WHAT TO DO: Collect every line below that contains the word "close".

RECORDS FOR THIS TASK:
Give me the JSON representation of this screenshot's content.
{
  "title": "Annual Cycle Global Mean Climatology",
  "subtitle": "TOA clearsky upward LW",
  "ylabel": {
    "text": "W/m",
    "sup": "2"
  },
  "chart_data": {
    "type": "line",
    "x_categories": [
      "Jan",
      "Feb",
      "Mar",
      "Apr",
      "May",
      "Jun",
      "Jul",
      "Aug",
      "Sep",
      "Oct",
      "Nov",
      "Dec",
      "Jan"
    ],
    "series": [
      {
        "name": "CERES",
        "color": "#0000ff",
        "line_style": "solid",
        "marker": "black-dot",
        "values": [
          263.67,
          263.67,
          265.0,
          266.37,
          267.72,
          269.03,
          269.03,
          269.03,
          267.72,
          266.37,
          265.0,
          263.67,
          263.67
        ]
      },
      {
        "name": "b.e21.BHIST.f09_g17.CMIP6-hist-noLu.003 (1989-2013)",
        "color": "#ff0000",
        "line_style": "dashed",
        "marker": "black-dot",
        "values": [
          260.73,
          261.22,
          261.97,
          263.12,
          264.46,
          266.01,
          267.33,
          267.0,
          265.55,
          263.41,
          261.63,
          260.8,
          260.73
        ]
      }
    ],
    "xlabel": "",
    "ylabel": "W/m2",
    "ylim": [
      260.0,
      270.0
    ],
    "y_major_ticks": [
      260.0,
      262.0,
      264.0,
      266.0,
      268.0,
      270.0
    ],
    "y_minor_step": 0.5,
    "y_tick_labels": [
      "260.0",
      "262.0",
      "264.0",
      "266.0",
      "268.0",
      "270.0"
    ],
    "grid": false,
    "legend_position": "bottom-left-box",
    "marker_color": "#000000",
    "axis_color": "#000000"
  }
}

...

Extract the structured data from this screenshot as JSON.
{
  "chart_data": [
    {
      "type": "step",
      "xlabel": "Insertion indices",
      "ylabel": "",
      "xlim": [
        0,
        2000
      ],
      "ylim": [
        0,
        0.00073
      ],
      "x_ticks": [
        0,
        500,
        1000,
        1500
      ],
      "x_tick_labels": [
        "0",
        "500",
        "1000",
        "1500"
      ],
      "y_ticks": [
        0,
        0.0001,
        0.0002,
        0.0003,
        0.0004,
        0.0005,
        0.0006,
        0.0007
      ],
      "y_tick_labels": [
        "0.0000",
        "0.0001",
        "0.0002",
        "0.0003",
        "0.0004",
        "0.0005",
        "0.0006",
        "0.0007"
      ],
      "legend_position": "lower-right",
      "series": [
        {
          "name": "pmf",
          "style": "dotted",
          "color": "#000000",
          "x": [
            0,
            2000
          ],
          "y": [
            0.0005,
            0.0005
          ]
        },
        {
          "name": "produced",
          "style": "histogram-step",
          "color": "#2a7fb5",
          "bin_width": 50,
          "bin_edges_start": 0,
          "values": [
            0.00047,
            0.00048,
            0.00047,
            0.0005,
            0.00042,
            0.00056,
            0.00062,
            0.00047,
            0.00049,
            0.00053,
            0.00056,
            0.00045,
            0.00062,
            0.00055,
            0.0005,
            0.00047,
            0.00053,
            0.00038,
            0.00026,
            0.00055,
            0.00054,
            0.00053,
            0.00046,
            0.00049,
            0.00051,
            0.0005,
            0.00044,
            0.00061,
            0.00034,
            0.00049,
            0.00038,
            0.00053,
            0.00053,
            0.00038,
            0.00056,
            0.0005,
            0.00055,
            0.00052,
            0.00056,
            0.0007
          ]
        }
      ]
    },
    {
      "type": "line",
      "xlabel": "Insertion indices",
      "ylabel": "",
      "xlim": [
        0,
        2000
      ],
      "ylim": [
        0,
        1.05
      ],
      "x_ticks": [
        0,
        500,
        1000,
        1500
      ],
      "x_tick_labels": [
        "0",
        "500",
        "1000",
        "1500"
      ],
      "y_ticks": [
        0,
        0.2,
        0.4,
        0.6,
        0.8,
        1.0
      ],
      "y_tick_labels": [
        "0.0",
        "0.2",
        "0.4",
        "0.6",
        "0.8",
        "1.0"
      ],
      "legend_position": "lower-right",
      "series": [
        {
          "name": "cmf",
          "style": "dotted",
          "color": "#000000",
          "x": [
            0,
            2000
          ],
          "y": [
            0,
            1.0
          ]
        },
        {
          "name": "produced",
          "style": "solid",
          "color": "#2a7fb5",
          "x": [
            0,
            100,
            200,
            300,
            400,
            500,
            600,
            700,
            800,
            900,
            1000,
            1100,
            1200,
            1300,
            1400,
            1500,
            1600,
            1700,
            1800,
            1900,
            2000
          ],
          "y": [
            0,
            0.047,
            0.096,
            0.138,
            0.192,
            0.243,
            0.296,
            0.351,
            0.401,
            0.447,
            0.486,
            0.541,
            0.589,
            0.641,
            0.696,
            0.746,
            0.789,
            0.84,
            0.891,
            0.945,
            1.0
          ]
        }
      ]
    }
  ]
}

...

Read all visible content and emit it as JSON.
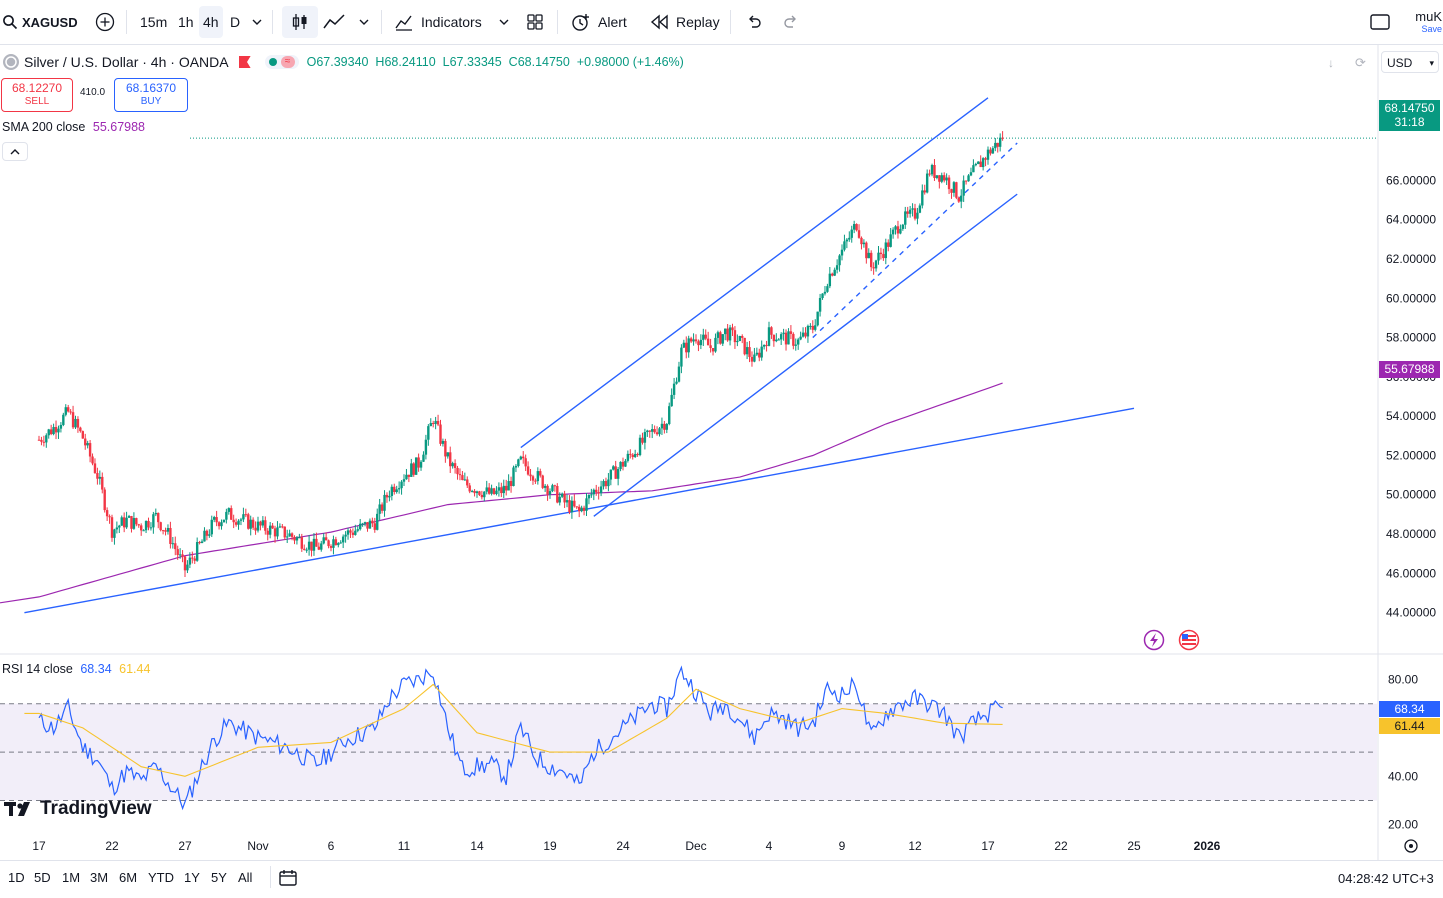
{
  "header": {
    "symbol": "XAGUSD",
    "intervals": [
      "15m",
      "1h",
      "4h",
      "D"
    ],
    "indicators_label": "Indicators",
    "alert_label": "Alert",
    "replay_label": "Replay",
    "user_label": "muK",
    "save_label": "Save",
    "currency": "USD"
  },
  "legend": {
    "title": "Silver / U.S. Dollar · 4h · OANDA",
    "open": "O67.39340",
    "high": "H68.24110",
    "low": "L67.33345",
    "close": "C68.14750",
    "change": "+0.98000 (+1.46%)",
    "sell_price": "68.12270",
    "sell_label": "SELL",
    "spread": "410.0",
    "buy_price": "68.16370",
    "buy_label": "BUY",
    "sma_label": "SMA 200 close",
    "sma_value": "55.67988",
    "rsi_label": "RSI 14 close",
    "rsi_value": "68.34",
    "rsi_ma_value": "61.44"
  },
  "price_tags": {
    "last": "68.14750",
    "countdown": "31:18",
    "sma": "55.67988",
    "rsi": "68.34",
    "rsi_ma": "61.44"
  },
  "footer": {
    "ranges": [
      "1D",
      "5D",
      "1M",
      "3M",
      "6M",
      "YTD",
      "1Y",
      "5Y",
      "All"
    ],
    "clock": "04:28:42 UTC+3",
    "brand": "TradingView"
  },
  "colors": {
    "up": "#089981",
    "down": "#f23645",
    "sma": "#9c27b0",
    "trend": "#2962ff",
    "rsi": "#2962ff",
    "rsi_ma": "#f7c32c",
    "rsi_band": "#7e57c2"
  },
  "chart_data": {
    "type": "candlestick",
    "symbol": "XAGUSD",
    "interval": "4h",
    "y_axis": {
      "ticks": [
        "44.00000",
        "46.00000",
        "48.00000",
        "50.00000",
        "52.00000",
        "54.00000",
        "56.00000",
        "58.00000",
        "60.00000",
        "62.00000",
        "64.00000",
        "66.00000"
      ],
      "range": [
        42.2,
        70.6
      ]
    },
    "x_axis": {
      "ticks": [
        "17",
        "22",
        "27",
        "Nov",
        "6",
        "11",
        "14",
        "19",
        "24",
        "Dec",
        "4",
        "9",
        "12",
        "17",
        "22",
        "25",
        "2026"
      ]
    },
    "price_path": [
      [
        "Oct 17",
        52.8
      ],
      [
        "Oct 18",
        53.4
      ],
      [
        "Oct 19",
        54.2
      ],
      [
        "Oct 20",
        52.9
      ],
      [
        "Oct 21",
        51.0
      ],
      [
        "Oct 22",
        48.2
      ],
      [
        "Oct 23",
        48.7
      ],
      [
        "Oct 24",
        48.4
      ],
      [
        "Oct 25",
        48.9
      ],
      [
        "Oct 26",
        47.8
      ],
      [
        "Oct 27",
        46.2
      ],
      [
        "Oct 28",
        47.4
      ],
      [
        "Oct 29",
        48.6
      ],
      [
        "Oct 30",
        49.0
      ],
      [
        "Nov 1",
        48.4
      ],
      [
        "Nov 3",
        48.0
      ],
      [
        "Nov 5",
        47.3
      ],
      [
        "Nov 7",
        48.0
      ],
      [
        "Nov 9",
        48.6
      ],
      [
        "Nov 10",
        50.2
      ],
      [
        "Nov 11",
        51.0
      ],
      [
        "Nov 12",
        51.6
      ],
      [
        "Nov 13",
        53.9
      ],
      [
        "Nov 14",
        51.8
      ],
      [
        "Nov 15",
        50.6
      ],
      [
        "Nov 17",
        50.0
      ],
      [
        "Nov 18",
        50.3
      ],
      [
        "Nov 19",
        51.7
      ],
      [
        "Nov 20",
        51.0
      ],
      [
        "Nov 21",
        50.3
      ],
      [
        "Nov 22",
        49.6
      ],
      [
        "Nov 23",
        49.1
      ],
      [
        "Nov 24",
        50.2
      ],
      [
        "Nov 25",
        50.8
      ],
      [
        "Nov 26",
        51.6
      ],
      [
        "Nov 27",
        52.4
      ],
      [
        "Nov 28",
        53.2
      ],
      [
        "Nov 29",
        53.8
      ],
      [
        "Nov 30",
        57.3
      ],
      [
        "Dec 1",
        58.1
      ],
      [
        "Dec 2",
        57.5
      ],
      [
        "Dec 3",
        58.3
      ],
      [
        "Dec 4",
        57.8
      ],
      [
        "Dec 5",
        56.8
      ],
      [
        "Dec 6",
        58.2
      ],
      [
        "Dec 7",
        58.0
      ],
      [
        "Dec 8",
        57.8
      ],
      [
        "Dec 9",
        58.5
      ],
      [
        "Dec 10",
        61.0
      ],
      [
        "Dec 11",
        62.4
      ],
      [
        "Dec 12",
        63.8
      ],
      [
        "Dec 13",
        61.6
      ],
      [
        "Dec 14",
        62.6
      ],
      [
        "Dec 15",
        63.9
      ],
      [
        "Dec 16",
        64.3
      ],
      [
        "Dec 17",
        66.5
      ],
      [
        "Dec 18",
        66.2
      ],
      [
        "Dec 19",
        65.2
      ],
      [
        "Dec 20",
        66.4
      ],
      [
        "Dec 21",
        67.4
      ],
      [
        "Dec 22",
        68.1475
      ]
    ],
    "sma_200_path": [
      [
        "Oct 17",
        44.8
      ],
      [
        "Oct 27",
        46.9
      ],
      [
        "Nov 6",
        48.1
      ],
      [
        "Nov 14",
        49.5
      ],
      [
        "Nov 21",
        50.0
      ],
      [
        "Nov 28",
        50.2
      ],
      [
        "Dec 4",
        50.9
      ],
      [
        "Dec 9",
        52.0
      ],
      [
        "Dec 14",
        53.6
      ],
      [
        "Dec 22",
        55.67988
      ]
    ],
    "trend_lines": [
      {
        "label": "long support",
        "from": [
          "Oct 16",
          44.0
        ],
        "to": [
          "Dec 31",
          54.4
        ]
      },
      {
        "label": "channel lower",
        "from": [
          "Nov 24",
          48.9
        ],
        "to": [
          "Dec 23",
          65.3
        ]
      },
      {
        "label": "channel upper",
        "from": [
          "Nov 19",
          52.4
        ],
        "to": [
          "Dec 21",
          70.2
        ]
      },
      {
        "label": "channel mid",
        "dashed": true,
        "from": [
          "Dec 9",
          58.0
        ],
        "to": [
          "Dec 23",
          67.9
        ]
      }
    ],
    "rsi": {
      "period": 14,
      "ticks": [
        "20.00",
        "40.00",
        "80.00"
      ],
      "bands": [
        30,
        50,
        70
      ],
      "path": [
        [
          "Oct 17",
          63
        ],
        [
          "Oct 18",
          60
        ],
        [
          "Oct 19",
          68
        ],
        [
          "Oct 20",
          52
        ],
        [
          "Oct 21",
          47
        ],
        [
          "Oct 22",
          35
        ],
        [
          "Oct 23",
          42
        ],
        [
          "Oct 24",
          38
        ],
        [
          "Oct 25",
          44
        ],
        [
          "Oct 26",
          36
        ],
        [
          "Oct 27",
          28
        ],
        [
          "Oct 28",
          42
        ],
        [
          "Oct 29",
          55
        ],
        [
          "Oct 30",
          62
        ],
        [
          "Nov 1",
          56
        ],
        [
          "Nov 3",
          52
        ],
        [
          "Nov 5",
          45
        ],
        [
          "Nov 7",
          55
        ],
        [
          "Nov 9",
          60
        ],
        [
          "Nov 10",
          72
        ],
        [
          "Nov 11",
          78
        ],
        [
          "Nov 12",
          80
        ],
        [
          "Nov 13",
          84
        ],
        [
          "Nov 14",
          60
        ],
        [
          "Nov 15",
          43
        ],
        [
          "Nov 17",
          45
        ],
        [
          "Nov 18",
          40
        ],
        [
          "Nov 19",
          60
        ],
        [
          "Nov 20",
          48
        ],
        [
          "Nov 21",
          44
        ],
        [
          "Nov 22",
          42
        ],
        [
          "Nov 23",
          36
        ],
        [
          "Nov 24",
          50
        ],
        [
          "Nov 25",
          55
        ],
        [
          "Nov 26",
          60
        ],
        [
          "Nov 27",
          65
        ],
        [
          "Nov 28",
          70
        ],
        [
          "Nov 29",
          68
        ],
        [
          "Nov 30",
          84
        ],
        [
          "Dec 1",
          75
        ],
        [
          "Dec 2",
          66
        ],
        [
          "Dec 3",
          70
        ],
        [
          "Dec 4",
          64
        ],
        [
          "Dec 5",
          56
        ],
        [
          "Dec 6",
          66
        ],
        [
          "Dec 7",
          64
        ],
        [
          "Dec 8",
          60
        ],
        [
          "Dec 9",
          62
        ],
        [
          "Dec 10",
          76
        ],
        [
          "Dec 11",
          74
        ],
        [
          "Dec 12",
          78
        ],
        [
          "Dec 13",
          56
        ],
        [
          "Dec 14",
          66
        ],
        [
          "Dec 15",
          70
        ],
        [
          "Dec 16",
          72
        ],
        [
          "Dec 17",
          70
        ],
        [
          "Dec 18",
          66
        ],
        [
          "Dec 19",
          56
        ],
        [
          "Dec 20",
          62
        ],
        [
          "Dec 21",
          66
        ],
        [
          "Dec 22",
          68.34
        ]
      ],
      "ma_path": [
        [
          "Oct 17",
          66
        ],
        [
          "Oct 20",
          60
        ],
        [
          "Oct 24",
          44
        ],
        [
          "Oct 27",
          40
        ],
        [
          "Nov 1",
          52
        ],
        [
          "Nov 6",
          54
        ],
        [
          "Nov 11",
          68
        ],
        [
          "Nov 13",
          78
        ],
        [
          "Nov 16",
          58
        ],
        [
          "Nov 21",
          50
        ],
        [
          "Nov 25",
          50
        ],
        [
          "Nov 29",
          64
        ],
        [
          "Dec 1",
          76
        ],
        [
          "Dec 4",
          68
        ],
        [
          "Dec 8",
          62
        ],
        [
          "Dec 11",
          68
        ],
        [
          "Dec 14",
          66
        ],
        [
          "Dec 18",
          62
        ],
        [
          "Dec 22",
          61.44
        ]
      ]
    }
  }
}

EXERCISE RESULT:
    "close": "C68.14750",
    "sma_label": "SMA 200 close",
    "rsi_label": "RSI 14 close",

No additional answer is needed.